**Exercise inputs:**
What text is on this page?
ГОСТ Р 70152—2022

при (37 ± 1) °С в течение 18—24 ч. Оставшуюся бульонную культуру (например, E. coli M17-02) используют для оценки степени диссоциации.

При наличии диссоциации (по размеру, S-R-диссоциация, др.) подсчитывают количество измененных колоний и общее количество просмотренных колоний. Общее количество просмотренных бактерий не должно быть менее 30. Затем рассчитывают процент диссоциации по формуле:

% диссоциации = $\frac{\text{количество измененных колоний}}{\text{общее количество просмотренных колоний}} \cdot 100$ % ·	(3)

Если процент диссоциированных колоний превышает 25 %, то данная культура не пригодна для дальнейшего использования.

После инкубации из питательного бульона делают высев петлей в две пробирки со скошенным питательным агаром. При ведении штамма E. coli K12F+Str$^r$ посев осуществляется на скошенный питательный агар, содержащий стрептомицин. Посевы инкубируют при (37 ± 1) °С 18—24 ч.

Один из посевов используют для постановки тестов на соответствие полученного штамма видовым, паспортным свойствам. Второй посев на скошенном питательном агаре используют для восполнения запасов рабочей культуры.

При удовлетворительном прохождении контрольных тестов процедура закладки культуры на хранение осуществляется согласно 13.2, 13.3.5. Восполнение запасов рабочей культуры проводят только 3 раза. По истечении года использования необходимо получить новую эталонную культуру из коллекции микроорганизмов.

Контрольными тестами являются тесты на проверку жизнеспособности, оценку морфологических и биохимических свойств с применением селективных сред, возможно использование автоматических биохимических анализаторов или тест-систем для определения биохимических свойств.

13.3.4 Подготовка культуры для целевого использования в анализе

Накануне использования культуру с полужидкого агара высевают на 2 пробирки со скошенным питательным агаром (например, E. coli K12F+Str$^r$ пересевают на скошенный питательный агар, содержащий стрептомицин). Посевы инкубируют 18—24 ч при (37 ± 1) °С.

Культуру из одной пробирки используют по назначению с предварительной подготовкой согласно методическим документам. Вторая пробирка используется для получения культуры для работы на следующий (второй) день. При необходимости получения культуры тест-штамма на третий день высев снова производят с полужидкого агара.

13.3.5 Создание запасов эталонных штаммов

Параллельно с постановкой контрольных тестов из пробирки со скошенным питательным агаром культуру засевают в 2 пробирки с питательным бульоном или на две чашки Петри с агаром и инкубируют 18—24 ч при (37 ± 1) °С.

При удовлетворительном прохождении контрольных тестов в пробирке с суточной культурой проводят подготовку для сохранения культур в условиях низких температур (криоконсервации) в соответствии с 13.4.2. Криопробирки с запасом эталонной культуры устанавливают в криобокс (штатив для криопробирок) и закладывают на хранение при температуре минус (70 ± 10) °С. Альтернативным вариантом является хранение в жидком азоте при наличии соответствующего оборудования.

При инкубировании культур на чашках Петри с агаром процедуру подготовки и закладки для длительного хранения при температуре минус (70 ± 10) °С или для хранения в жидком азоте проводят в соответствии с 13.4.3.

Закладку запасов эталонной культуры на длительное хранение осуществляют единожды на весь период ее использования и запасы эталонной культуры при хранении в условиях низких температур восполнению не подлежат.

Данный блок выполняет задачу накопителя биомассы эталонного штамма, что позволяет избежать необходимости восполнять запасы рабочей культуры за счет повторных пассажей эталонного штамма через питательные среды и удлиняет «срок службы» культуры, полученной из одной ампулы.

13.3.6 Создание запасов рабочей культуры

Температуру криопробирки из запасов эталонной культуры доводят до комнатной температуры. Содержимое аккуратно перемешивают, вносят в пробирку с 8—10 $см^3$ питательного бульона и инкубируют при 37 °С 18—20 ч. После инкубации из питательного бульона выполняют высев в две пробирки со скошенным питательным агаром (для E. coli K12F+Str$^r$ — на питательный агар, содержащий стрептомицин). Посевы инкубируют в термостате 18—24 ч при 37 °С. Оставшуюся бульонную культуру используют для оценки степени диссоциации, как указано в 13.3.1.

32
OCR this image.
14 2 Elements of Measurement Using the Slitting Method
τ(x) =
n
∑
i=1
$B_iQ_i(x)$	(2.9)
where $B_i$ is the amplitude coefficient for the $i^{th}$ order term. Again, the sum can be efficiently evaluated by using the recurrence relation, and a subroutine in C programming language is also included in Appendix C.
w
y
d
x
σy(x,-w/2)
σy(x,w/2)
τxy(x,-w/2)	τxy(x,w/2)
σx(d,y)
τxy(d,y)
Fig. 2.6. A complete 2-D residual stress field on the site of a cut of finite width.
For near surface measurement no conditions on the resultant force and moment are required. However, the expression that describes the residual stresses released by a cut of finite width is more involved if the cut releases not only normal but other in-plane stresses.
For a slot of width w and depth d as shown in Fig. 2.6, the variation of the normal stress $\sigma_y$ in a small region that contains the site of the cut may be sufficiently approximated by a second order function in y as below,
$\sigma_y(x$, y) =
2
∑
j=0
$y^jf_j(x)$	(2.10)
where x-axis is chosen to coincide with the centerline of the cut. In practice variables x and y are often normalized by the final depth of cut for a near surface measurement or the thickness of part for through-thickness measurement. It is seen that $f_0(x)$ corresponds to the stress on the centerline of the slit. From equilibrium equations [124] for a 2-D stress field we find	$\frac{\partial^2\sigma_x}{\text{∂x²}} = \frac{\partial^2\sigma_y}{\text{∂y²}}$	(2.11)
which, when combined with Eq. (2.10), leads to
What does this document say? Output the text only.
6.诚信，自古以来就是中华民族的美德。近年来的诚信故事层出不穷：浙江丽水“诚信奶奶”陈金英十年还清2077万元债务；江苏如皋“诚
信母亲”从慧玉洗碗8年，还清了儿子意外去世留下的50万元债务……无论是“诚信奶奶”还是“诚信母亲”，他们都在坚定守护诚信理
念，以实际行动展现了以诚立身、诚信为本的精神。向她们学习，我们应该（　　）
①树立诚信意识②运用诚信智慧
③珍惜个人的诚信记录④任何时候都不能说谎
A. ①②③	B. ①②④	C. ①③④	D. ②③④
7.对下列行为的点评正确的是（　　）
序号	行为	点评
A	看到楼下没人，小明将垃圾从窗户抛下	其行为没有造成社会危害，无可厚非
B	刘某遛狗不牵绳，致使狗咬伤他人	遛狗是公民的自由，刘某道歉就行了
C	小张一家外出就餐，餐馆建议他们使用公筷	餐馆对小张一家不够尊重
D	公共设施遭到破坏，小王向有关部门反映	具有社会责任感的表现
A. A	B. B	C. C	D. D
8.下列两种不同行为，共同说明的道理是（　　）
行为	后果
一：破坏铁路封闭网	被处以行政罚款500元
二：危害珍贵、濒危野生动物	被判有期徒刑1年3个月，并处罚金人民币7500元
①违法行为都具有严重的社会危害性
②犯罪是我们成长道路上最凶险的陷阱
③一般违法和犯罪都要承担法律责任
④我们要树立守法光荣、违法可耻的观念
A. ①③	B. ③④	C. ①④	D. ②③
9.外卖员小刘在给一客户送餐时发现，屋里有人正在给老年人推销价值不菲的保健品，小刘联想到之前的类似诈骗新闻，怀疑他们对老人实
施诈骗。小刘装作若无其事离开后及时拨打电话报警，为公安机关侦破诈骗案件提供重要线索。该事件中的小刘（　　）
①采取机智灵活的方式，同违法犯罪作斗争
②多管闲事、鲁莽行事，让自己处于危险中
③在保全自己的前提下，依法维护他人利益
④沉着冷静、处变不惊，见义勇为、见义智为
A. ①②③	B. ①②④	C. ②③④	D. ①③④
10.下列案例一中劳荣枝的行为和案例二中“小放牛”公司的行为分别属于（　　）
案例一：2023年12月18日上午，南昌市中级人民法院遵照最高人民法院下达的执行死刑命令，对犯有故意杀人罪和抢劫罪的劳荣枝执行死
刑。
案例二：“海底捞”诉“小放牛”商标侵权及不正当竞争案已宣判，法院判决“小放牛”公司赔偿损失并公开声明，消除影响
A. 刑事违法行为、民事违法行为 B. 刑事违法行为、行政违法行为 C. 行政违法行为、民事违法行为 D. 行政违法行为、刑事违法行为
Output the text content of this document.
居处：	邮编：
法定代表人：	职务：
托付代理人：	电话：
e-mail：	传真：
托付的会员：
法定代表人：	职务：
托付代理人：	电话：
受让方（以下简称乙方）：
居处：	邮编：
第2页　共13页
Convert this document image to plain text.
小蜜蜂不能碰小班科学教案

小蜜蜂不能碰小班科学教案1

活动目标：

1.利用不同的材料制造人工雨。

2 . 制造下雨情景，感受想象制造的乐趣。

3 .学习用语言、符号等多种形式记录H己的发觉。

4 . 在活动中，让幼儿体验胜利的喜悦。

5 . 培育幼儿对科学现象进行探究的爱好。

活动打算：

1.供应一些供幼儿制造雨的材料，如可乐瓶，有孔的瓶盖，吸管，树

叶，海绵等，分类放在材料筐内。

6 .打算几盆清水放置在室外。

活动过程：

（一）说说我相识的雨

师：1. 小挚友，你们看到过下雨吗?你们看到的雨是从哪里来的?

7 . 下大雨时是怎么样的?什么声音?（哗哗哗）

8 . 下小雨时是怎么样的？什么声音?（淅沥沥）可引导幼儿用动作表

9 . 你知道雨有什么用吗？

**Requirement:** Report each line of the material above where the word "image" appears.

**Full answer:**
OCR this image.
Convert this document image to plain text.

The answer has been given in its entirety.